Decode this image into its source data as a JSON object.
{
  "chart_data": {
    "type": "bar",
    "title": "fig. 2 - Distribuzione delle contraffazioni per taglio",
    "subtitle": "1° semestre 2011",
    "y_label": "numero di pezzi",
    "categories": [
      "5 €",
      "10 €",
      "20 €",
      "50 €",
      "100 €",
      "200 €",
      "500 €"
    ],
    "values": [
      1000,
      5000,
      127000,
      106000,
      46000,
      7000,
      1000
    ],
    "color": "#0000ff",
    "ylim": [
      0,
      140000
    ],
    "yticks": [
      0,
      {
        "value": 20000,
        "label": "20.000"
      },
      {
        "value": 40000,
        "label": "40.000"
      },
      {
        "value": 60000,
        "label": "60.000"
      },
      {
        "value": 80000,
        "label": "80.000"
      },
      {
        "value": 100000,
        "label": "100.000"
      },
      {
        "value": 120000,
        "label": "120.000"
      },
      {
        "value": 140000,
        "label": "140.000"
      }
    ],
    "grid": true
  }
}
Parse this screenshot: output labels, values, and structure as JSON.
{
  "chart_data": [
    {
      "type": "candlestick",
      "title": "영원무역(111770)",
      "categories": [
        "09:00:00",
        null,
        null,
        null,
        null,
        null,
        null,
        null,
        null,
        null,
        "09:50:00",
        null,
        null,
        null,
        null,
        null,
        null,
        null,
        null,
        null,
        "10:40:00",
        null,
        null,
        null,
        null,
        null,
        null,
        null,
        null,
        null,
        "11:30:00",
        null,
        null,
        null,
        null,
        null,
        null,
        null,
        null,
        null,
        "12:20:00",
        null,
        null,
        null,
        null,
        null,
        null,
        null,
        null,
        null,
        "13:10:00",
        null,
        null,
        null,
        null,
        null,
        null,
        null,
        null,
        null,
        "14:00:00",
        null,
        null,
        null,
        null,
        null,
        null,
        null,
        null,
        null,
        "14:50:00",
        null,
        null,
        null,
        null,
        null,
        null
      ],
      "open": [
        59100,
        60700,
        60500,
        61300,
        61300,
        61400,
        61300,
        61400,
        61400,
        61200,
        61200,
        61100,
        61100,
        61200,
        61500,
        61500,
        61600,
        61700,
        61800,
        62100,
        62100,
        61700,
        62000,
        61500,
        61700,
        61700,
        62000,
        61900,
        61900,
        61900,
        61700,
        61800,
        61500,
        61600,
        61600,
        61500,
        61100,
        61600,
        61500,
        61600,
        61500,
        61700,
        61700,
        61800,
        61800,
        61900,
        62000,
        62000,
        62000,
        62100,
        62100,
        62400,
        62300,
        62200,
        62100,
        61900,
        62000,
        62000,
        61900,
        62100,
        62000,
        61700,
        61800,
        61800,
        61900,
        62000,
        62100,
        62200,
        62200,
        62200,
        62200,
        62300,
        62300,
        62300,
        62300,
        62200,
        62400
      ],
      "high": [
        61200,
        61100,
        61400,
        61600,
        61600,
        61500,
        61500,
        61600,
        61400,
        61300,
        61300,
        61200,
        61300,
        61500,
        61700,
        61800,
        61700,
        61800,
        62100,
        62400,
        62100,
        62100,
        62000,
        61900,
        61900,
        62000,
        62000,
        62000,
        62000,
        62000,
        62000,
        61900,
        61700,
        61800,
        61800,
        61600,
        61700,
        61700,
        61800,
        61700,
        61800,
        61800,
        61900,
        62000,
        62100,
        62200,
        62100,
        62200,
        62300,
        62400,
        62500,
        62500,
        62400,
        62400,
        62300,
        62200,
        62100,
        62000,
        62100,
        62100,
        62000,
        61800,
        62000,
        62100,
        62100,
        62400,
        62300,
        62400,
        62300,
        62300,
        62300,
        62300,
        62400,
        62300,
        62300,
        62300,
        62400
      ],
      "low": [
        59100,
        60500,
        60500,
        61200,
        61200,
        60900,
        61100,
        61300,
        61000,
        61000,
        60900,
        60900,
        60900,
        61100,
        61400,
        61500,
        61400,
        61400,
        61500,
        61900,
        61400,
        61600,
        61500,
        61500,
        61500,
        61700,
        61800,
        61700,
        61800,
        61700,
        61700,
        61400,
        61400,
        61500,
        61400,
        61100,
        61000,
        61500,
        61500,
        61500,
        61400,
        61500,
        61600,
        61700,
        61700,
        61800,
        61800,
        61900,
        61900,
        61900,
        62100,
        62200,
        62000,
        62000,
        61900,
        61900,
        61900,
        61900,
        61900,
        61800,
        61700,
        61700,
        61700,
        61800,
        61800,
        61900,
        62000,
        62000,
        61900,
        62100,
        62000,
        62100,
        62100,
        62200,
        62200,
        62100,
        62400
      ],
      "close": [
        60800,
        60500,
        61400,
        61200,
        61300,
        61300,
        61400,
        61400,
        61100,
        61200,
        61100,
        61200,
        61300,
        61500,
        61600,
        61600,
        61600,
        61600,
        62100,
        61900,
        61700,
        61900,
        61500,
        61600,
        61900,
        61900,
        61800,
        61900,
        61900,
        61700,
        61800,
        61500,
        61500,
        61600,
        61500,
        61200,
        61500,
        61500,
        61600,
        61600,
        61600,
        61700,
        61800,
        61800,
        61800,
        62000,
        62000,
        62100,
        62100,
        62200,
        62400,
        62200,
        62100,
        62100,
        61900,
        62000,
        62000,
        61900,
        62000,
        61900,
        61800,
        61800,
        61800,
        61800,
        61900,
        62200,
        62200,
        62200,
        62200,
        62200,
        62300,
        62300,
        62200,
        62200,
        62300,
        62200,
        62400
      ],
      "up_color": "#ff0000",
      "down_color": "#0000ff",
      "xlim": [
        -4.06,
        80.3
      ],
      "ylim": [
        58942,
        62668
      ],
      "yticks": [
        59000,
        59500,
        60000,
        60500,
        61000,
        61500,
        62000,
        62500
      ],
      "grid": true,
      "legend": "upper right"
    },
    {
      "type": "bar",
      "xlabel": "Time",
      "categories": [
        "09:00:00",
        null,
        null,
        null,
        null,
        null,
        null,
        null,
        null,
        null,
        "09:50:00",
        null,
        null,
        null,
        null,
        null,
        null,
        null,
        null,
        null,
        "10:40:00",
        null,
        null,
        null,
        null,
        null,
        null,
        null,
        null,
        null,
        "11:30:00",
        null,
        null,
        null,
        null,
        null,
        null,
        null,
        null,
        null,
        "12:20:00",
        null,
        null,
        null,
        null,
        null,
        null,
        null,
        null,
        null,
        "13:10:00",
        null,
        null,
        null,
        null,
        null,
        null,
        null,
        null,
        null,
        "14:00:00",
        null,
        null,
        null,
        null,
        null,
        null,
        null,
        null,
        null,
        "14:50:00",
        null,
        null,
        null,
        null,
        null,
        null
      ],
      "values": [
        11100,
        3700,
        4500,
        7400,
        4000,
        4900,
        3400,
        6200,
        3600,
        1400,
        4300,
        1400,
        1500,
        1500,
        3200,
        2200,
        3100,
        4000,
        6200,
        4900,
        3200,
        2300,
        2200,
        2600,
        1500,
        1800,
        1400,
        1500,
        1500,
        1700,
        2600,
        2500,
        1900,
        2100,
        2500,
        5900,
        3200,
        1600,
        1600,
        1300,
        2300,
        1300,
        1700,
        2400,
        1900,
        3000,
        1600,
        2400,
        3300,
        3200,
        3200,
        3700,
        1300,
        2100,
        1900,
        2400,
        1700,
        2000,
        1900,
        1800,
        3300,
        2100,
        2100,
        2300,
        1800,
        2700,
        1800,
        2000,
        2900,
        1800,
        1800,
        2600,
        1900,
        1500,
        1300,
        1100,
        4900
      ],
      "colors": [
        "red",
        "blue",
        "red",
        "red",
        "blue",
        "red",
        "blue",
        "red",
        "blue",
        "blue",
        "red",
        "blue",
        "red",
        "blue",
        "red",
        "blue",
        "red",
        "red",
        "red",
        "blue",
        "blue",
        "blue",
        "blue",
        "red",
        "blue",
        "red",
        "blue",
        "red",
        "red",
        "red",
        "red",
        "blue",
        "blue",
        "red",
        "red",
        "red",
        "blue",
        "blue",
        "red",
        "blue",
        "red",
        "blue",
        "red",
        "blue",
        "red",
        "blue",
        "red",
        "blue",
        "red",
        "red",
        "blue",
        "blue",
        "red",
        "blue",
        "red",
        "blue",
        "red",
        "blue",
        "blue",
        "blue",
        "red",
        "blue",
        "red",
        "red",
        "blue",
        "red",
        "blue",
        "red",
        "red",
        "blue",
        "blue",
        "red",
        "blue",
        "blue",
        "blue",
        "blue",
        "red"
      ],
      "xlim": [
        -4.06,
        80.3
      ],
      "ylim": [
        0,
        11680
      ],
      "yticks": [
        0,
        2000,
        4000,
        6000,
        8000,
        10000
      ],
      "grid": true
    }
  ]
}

****

◆ **What to work on**: Copy out every line from the material above in which the word "values" appears.

◆ **Response to this exercise**:
    "values": [
Parse this screenshot: output labels, values, and structure as JSON.
      "values": [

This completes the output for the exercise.